- **Extracted records**
----
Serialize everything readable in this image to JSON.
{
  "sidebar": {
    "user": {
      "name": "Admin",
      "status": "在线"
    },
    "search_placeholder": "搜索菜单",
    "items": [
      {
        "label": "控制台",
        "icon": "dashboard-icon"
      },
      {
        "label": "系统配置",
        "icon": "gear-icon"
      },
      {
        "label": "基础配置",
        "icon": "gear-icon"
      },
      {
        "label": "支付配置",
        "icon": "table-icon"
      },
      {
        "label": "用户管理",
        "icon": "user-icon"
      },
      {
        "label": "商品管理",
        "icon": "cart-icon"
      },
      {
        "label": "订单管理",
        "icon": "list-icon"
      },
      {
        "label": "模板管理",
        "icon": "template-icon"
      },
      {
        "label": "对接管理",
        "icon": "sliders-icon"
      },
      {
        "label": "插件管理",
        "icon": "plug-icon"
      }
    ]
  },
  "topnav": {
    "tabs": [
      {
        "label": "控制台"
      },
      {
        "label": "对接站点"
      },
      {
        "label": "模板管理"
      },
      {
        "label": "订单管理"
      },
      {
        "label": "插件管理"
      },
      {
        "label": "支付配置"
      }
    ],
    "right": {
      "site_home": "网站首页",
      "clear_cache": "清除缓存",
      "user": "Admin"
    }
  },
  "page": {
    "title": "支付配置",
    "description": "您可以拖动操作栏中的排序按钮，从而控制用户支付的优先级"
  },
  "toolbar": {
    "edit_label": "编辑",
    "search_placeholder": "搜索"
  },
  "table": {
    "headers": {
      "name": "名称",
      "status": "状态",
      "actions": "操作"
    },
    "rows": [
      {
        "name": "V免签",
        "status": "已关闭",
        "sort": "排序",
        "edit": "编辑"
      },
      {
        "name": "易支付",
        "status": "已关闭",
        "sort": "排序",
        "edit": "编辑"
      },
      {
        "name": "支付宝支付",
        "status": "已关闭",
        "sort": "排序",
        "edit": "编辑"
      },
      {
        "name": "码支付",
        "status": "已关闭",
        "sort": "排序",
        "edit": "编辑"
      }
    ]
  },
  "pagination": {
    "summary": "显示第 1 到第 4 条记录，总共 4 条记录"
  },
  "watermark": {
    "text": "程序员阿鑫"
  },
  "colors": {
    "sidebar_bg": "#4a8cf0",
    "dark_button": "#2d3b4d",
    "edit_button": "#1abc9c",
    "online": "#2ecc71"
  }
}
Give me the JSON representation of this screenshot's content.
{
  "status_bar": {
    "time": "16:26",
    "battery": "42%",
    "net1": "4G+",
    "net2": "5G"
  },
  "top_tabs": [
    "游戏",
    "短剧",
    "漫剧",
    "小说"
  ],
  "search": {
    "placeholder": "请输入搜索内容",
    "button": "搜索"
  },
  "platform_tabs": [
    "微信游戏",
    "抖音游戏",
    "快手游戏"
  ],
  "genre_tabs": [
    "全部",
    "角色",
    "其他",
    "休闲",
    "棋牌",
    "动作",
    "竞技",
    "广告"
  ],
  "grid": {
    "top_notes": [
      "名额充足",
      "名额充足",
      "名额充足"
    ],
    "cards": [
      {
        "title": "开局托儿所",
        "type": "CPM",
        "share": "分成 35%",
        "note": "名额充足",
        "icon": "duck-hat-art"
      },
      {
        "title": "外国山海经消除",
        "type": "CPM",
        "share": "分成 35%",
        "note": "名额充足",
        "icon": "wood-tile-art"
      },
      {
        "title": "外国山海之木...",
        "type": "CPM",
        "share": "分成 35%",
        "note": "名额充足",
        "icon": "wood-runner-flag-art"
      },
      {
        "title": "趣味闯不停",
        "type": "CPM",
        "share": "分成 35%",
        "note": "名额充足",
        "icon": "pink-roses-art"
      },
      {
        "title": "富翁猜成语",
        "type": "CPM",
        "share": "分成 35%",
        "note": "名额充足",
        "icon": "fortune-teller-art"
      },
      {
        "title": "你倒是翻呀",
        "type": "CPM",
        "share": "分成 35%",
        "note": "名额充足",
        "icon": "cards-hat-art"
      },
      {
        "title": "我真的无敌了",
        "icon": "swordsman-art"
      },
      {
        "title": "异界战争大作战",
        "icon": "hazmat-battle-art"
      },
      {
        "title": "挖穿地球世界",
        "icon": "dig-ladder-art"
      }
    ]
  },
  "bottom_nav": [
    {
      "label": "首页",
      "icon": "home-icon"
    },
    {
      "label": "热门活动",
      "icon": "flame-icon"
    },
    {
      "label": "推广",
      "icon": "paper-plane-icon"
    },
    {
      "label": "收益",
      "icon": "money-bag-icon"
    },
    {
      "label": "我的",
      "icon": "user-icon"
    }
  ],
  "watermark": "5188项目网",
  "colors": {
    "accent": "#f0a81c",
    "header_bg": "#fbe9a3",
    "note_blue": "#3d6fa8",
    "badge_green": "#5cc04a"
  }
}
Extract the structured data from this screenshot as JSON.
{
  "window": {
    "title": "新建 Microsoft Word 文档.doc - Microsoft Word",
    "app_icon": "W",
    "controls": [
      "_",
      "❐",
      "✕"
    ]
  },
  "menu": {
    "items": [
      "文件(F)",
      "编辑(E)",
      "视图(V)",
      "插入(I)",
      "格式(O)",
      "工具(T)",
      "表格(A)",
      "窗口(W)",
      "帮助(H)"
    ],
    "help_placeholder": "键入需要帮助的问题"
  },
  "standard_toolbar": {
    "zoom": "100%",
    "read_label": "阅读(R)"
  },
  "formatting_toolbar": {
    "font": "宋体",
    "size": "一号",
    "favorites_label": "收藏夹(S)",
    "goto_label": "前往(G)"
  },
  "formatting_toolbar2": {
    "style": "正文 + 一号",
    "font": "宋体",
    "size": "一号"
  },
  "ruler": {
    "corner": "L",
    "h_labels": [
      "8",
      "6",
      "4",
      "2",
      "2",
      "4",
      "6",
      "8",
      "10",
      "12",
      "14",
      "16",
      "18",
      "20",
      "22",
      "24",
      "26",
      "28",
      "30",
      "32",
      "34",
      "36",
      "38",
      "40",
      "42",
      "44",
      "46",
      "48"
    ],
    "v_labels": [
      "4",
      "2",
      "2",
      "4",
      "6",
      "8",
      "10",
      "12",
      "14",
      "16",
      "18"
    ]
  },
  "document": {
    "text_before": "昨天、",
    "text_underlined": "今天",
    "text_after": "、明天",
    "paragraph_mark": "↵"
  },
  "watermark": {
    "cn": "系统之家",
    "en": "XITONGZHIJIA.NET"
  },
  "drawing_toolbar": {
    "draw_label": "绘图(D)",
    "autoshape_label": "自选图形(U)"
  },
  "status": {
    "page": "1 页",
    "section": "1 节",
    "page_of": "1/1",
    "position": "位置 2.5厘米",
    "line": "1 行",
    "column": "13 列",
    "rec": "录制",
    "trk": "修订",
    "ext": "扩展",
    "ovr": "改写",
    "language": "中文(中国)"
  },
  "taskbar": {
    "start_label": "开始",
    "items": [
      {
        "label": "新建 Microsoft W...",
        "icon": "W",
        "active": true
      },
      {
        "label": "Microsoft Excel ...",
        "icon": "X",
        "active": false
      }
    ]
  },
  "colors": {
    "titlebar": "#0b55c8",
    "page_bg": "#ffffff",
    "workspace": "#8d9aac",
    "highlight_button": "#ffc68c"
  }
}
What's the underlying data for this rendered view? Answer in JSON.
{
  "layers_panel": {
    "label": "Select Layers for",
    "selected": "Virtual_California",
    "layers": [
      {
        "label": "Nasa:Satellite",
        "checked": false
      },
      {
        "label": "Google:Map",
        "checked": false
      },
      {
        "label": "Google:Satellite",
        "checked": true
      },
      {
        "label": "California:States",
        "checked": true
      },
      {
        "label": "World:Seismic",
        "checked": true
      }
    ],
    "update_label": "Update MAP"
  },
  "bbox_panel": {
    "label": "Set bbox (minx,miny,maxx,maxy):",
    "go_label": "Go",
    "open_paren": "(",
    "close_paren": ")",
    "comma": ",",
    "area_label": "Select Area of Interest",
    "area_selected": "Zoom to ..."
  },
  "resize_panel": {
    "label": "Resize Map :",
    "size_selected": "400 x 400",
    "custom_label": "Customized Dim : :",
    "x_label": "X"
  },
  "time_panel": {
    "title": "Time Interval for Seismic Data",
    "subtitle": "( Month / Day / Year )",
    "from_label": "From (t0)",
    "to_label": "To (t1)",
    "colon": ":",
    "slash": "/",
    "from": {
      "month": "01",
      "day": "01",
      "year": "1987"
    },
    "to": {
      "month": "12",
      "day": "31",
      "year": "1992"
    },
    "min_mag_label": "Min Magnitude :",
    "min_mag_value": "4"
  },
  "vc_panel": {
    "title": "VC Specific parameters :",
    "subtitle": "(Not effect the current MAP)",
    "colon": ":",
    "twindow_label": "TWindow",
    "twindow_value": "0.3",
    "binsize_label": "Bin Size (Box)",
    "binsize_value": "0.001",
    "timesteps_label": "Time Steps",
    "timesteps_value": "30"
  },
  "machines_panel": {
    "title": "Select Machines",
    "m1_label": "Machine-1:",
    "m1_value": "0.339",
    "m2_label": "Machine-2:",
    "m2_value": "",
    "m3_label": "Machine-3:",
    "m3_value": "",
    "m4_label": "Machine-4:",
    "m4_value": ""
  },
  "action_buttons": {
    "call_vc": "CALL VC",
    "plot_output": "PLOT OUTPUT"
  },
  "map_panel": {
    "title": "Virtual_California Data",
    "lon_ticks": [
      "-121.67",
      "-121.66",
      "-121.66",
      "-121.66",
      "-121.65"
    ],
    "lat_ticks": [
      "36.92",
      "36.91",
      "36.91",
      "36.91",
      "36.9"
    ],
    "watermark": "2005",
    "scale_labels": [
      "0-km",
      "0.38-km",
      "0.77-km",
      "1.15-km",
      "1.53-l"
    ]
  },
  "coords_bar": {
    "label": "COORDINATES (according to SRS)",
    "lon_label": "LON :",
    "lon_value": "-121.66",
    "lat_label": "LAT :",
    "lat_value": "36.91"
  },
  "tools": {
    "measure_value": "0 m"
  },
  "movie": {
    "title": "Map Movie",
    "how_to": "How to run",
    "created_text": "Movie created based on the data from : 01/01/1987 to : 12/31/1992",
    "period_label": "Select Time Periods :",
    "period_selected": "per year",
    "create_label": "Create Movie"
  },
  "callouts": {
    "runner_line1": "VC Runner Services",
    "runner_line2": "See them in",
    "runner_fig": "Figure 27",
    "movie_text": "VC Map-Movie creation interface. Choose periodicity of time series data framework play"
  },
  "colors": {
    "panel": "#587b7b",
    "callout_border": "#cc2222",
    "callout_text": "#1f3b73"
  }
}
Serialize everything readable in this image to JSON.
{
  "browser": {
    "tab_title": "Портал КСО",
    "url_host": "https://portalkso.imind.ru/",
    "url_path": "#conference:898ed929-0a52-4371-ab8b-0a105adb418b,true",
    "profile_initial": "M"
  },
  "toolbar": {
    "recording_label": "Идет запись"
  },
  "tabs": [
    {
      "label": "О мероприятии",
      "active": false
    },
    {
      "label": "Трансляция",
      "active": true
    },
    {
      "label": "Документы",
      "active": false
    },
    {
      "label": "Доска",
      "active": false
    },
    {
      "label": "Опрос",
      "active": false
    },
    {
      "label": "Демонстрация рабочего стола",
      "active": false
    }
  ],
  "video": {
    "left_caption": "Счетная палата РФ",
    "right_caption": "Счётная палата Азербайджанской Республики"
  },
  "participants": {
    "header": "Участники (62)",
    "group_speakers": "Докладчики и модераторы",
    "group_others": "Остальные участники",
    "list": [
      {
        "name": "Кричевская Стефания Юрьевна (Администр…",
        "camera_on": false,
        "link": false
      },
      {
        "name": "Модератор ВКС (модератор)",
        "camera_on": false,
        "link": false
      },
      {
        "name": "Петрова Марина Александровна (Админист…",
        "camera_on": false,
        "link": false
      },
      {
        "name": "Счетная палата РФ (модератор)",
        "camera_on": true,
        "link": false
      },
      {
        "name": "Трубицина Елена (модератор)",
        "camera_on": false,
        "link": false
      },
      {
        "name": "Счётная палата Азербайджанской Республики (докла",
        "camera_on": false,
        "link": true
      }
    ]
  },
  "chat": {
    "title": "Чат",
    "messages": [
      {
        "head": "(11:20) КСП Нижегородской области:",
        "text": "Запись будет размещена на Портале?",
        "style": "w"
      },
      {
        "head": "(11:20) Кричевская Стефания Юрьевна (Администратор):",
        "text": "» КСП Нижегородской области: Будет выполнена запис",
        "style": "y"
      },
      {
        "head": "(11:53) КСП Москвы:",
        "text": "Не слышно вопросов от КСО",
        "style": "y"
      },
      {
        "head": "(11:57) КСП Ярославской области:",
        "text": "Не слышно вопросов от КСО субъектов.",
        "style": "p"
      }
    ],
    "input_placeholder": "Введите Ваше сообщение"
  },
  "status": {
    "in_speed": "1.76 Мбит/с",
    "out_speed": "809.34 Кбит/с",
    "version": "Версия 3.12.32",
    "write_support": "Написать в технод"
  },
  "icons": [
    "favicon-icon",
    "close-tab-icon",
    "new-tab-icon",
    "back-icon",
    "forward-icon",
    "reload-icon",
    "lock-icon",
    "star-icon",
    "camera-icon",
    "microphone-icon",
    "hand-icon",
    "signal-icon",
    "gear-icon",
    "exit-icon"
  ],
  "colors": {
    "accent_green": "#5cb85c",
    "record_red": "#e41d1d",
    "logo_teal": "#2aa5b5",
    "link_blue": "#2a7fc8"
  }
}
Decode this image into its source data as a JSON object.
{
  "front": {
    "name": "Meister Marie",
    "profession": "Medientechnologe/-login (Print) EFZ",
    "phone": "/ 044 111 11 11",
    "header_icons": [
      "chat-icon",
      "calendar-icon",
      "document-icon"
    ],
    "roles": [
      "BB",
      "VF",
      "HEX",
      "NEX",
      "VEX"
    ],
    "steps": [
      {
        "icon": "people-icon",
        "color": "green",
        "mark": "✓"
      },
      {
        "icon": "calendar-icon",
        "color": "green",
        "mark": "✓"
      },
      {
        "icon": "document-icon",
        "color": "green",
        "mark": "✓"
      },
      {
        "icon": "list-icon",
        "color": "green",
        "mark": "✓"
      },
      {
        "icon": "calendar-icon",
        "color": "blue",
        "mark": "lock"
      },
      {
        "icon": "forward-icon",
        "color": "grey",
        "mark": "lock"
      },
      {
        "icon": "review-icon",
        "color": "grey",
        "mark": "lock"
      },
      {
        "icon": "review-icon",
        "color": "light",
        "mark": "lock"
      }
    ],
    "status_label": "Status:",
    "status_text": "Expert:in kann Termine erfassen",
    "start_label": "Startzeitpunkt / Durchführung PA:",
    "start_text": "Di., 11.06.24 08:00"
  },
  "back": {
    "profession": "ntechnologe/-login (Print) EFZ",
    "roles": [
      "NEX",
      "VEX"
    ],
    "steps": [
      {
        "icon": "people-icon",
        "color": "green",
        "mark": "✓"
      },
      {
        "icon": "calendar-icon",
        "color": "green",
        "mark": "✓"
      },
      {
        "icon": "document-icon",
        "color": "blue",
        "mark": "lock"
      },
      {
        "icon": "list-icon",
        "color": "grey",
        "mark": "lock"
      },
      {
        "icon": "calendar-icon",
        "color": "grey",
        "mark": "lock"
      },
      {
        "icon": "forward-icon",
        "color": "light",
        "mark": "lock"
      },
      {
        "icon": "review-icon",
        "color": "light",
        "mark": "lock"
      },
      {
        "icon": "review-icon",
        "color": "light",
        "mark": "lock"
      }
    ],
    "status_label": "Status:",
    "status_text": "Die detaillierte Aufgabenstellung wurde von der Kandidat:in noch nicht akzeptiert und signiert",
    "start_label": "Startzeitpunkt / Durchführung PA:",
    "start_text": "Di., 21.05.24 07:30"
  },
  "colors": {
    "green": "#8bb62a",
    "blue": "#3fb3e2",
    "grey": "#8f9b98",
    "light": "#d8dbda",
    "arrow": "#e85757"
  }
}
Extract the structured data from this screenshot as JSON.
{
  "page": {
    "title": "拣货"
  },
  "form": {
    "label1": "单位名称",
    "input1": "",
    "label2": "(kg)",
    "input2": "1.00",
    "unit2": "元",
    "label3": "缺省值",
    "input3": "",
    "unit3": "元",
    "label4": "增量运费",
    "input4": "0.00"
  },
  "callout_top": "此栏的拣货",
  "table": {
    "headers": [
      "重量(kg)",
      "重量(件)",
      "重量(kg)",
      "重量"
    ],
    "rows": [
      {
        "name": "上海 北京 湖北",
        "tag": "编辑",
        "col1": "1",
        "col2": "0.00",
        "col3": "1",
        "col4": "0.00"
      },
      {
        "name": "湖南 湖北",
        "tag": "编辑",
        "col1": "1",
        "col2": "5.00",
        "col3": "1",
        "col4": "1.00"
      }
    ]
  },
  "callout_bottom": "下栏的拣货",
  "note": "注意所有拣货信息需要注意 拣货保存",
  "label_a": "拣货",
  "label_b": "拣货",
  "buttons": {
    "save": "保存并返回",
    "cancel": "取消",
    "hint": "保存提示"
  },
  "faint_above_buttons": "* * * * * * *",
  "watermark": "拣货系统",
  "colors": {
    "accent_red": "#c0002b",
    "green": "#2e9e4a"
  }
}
----
- **Exercise brief**
Count the lines in which the string "Республики" appears, then report only that figure.

- **Final answer**
2